### Problem to solve
Across the entries below, how many lines contain the string "Spese"? Give only the count.

### Supplied entries
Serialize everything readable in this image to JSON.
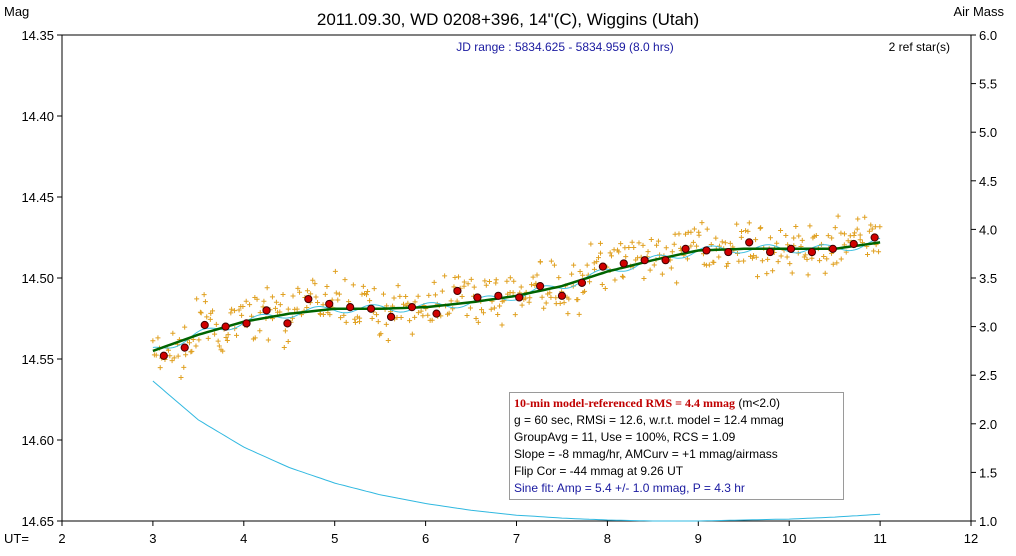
{
  "chart_data": {
    "type": "scatter",
    "title": "2011.09.30, WD 0208+396, 14\"(C), Wiggins (Utah)",
    "ylabel_left": "Mag",
    "ylabel_right": "Air Mass",
    "xlabel": "UT=",
    "subtitle": "JD range : 5834.625 - 5834.959 (8.0 hrs)",
    "ref_stars": "2 ref star(s)",
    "xlim": [
      2,
      12
    ],
    "ylim_left": [
      14.35,
      14.65
    ],
    "ylim_right": [
      1.0,
      6.0
    ],
    "y_inverted": true,
    "x_ticks": [
      "2",
      "3",
      "4",
      "5",
      "6",
      "7",
      "8",
      "9",
      "10",
      "11",
      "12"
    ],
    "y_ticks_left": [
      "14.35",
      "14.40",
      "14.45",
      "14.50",
      "14.55",
      "14.60",
      "14.65"
    ],
    "y_ticks_right": [
      "6.0",
      "5.5",
      "5.0",
      "4.5",
      "4.0",
      "3.5",
      "3.0",
      "2.5",
      "2.0",
      "1.5",
      "1.0"
    ],
    "colors": {
      "raw": "#e0a020",
      "group": "#d00000",
      "model": "#006400",
      "sine": "#40c0e0",
      "airmass": "#30b8e0"
    },
    "series": [
      {
        "name": "group averages",
        "x": [
          3.12,
          3.35,
          3.57,
          3.8,
          4.03,
          4.25,
          4.48,
          4.71,
          4.94,
          5.17,
          5.4,
          5.62,
          5.85,
          6.12,
          6.35,
          6.57,
          6.8,
          7.03,
          7.26,
          7.5,
          7.72,
          7.95,
          8.18,
          8.41,
          8.64,
          8.86,
          9.09,
          9.33,
          9.56,
          9.79,
          10.02,
          10.25,
          10.48,
          10.71,
          10.94
        ],
        "y": [
          14.548,
          14.543,
          14.529,
          14.53,
          14.528,
          14.52,
          14.528,
          14.513,
          14.516,
          14.518,
          14.519,
          14.524,
          14.518,
          14.522,
          14.508,
          14.512,
          14.511,
          14.512,
          14.505,
          14.511,
          14.503,
          14.493,
          14.491,
          14.489,
          14.489,
          14.482,
          14.483,
          14.484,
          14.478,
          14.484,
          14.482,
          14.484,
          14.482,
          14.479,
          14.475
        ]
      },
      {
        "name": "model",
        "x": [
          3.0,
          3.5,
          4.0,
          4.5,
          5.0,
          5.5,
          6.0,
          6.5,
          7.0,
          7.5,
          8.0,
          8.5,
          9.0,
          9.5,
          10.0,
          10.5,
          11.0
        ],
        "y": [
          14.545,
          14.535,
          14.527,
          14.522,
          14.519,
          14.519,
          14.518,
          14.515,
          14.511,
          14.505,
          14.496,
          14.489,
          14.483,
          14.482,
          14.482,
          14.482,
          14.478
        ]
      },
      {
        "name": "air mass",
        "x": [
          3.0,
          3.5,
          4.0,
          4.5,
          5.0,
          5.5,
          6.0,
          6.5,
          7.0,
          7.5,
          8.0,
          8.5,
          9.0,
          9.5,
          10.0,
          10.5,
          11.0
        ],
        "y": [
          2.44,
          2.04,
          1.76,
          1.55,
          1.39,
          1.27,
          1.18,
          1.11,
          1.06,
          1.03,
          1.01,
          1.0,
          1.0,
          1.01,
          1.02,
          1.04,
          1.07
        ]
      }
    ]
  },
  "legend": {
    "line1_red": "10-min model-referenced RMS = 4.4 mmag",
    "line1_tail": " (m<2.0)",
    "line2": "g = 60 sec, RMSi = 12.6, w.r.t. model = 12.4 mmag",
    "line3": "GroupAvg = 11, Use = 100%, RCS = 1.09",
    "line4": "Slope = -8 mmag/hr, AMCurv = +1 mmag/airmass",
    "line5": "Flip Cor = -44 mmag at 9.26 UT",
    "line6": "Sine fit: Amp = 5.4 +/- 1.0 mmag, P = 4.3 hr"
  }
}
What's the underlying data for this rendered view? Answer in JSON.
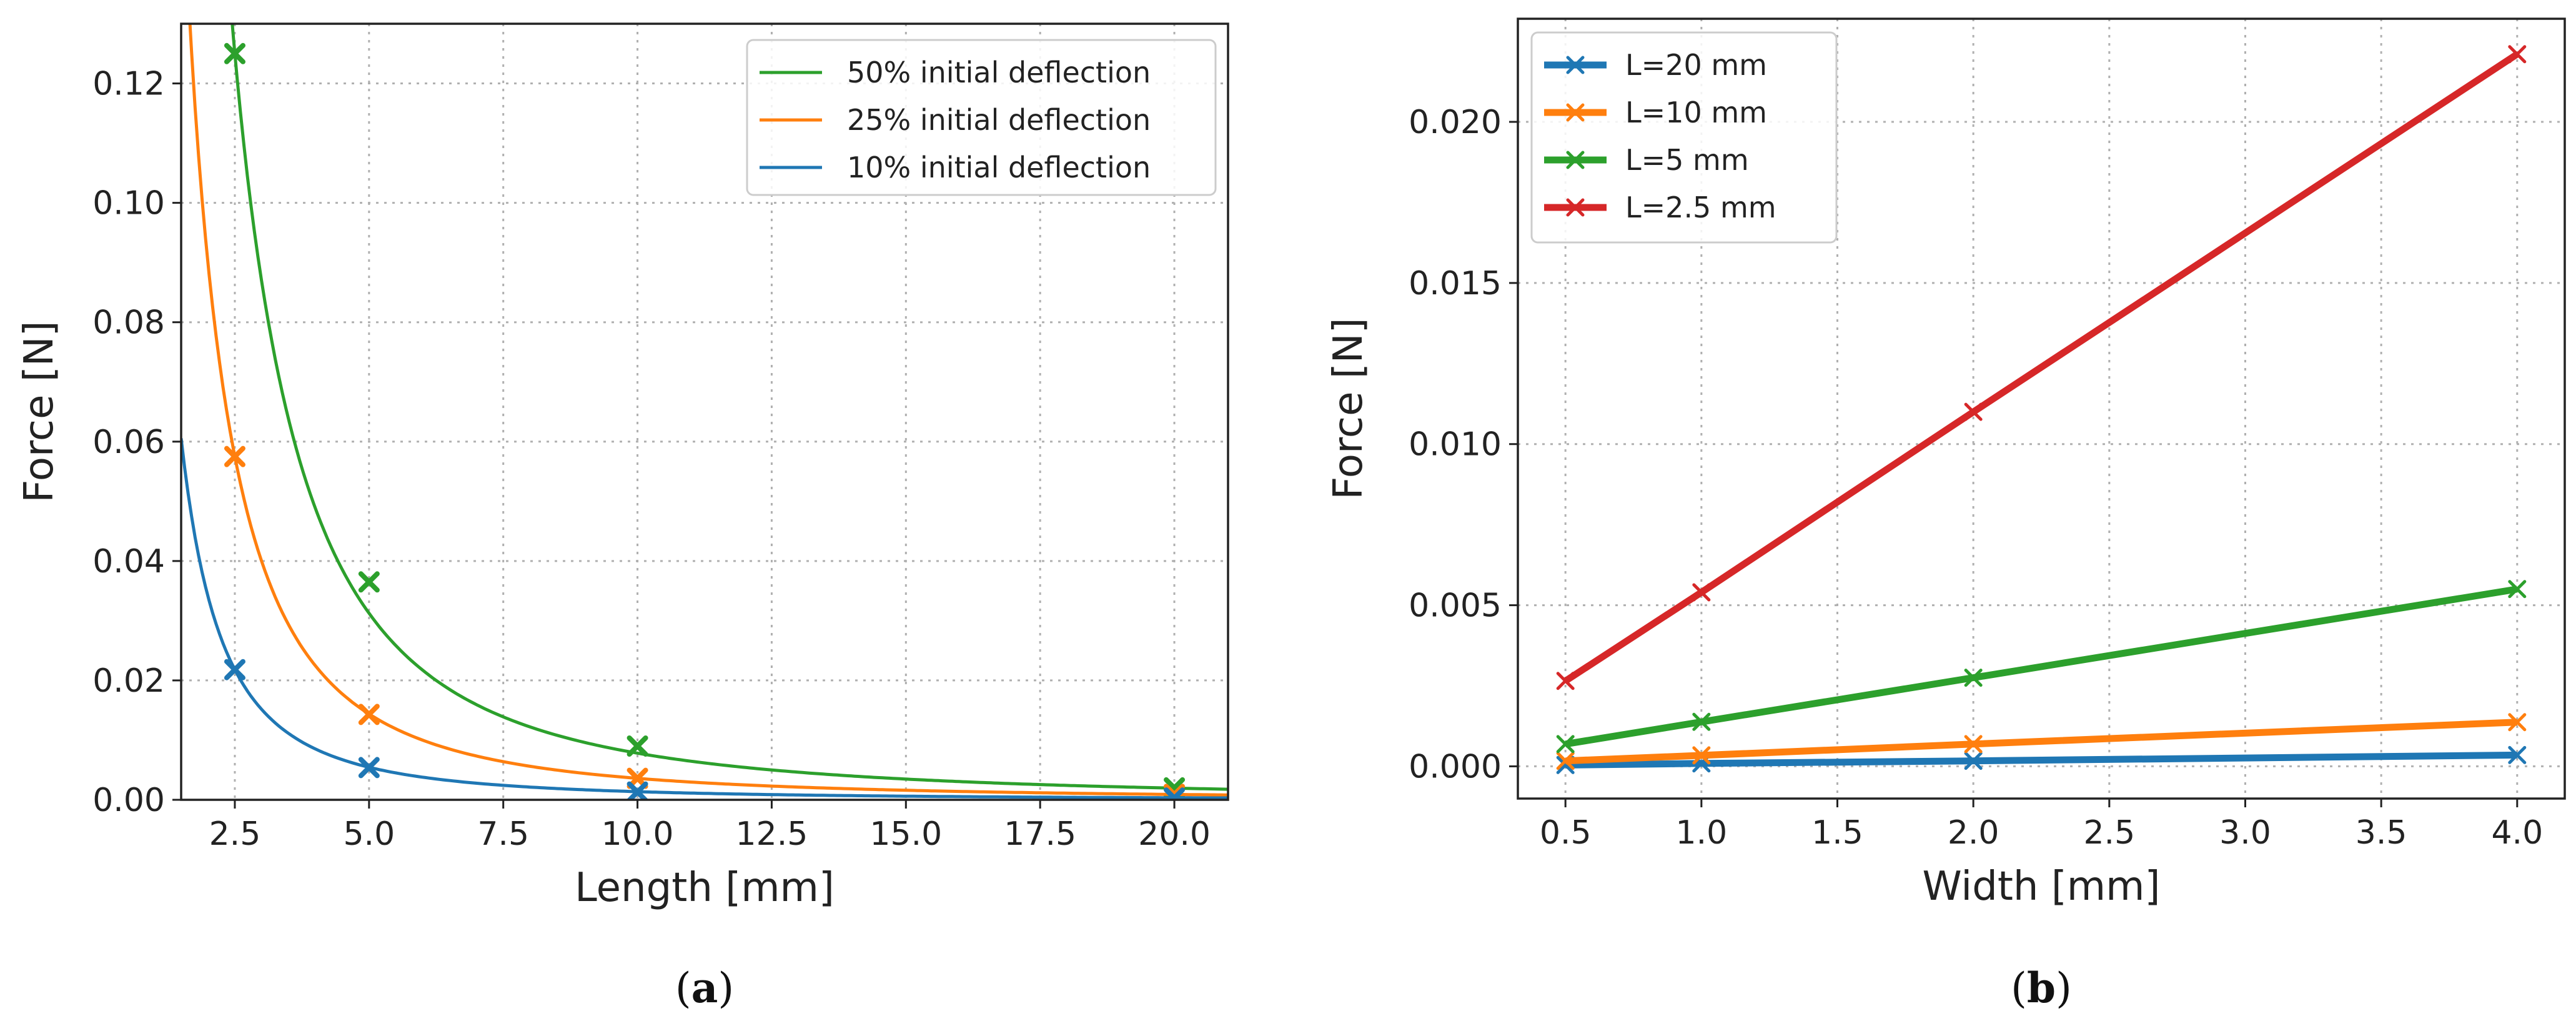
{
  "chart_data": [
    {
      "type": "line",
      "panel_label": "(a)",
      "panel_letter": "a",
      "xlabel": "Length [mm]",
      "ylabel": "Force [N]",
      "xlim": [
        1.5,
        21.0
      ],
      "ylim": [
        0.0,
        0.13
      ],
      "xticks": [
        2.5,
        5.0,
        7.5,
        10.0,
        12.5,
        15.0,
        17.5,
        20.0
      ],
      "xtick_labels": [
        "2.5",
        "5.0",
        "7.5",
        "10.0",
        "12.5",
        "15.0",
        "17.5",
        "20.0"
      ],
      "yticks": [
        0.0,
        0.02,
        0.04,
        0.06,
        0.08,
        0.1,
        0.12
      ],
      "ytick_labels": [
        "0.00",
        "0.02",
        "0.04",
        "0.06",
        "0.08",
        "0.10",
        "0.12"
      ],
      "grid": true,
      "legend_position": "top-right",
      "series": [
        {
          "name": "50% initial deflection",
          "color": "#2ca02c",
          "curve_k": 1.0,
          "markers_x": [
            2.5,
            5.0,
            10.0,
            20.0
          ],
          "markers_y": [
            0.125,
            0.0365,
            0.009,
            0.002
          ]
        },
        {
          "name": "25% initial deflection",
          "color": "#ff7f0e",
          "curve_k": 0.36,
          "markers_x": [
            2.5,
            5.0,
            10.0,
            20.0
          ],
          "markers_y": [
            0.0575,
            0.0143,
            0.0036,
            0.0009
          ]
        },
        {
          "name": "10% initial deflection",
          "color": "#1f77b4",
          "curve_k": 0.138,
          "markers_x": [
            2.5,
            5.0,
            10.0,
            20.0
          ],
          "markers_y": [
            0.0218,
            0.0054,
            0.0013,
            0.0003
          ]
        }
      ]
    },
    {
      "type": "line",
      "panel_label": "(b)",
      "panel_letter": "b",
      "xlabel": "Width [mm]",
      "ylabel": "Force [N]",
      "xlim": [
        0.325,
        4.175
      ],
      "ylim": [
        -0.001,
        0.0232
      ],
      "xticks": [
        0.5,
        1.0,
        1.5,
        2.0,
        2.5,
        3.0,
        3.5,
        4.0
      ],
      "xtick_labels": [
        "0.5",
        "1.0",
        "1.5",
        "2.0",
        "2.5",
        "3.0",
        "3.5",
        "4.0"
      ],
      "yticks": [
        0.0,
        0.005,
        0.01,
        0.015,
        0.02
      ],
      "ytick_labels": [
        "0.000",
        "0.005",
        "0.010",
        "0.015",
        "0.020"
      ],
      "grid": true,
      "legend_position": "top-left",
      "x": [
        0.5,
        1.0,
        2.0,
        4.0
      ],
      "series": [
        {
          "name": "L=20 mm",
          "color": "#1f77b4",
          "values": [
            4e-05,
            9e-05,
            0.00017,
            0.00035
          ]
        },
        {
          "name": "L=10 mm",
          "color": "#ff7f0e",
          "values": [
            0.00017,
            0.00034,
            0.00069,
            0.00137
          ]
        },
        {
          "name": "L=5 mm",
          "color": "#2ca02c",
          "values": [
            0.00069,
            0.00138,
            0.00275,
            0.0055
          ]
        },
        {
          "name": "L=2.5 mm",
          "color": "#d62728",
          "values": [
            0.00265,
            0.0054,
            0.011,
            0.0221
          ]
        }
      ]
    }
  ]
}
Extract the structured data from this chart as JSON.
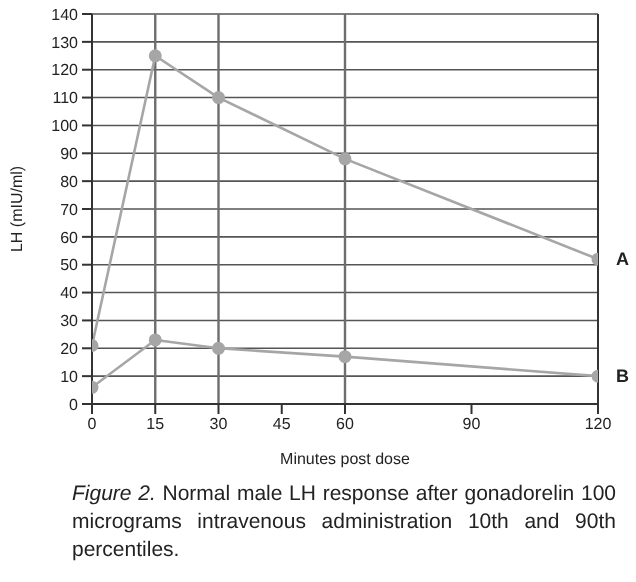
{
  "chart_data": {
    "type": "line",
    "xlabel": "Minutes post dose",
    "ylabel": "LH (mIU/ml)",
    "x": [
      0,
      15,
      30,
      60,
      120
    ],
    "series": [
      {
        "name": "A",
        "color": "#a6a6a6",
        "values": [
          21,
          125,
          110,
          88,
          52
        ]
      },
      {
        "name": "B",
        "color": "#a6a6a6",
        "values": [
          6,
          23,
          20,
          17,
          10
        ]
      }
    ],
    "xlim": [
      0,
      120
    ],
    "xticks": [
      0,
      15,
      30,
      45,
      60,
      90,
      120
    ],
    "ylim": [
      0,
      140
    ],
    "yticks": [
      0,
      10,
      20,
      30,
      40,
      50,
      60,
      70,
      80,
      90,
      100,
      110,
      120,
      130,
      140
    ],
    "grid": "y",
    "marker": "circle",
    "line_style": "solid",
    "ref_lines": [
      {
        "axis": "x",
        "value": 15,
        "color": "#6e6e6e"
      },
      {
        "axis": "x",
        "value": 30,
        "color": "#6e6e6e"
      },
      {
        "axis": "x",
        "value": 60,
        "color": "#6e6e6e"
      }
    ],
    "annotations": [
      "Figure 2. Normal male LH response after gonadorelin 100 micrograms intravenous administration 10th and 90th percentiles."
    ]
  }
}
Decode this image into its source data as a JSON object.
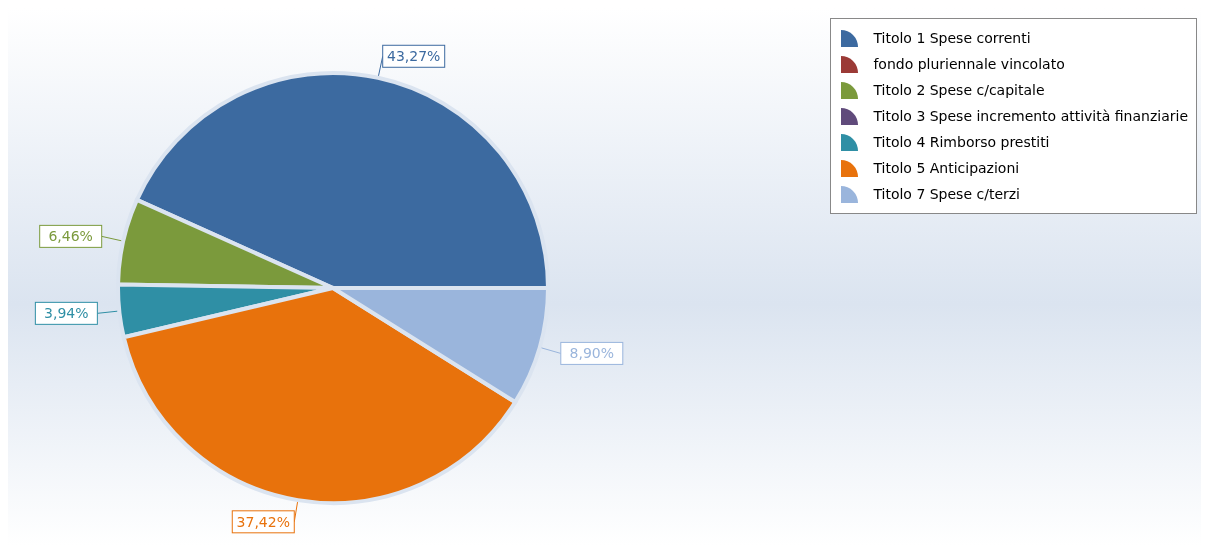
{
  "chart_data": {
    "type": "pie",
    "categories": [
      "Titolo 1 Spese correnti",
      "fondo pluriennale vincolato",
      "Titolo 2 Spese c/capitale",
      "Titolo 3 Spese incremento attività finanziarie",
      "Titolo 4 Rimborso prestiti",
      "Titolo 5 Anticipazioni",
      "Titolo 7 Spese c/terzi"
    ],
    "values": [
      43.27,
      0,
      6.46,
      0,
      3.94,
      37.42,
      8.9
    ],
    "colors": [
      "#3c6aa0",
      "#9b3a36",
      "#7b9a3c",
      "#604a7b",
      "#2f8fa5",
      "#e8720c",
      "#9ab5dc"
    ],
    "value_labels": [
      "43,27%",
      null,
      "6,46%",
      null,
      "3,94%",
      "37,42%",
      "8,90%"
    ],
    "legend": "top right"
  }
}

### The solution
4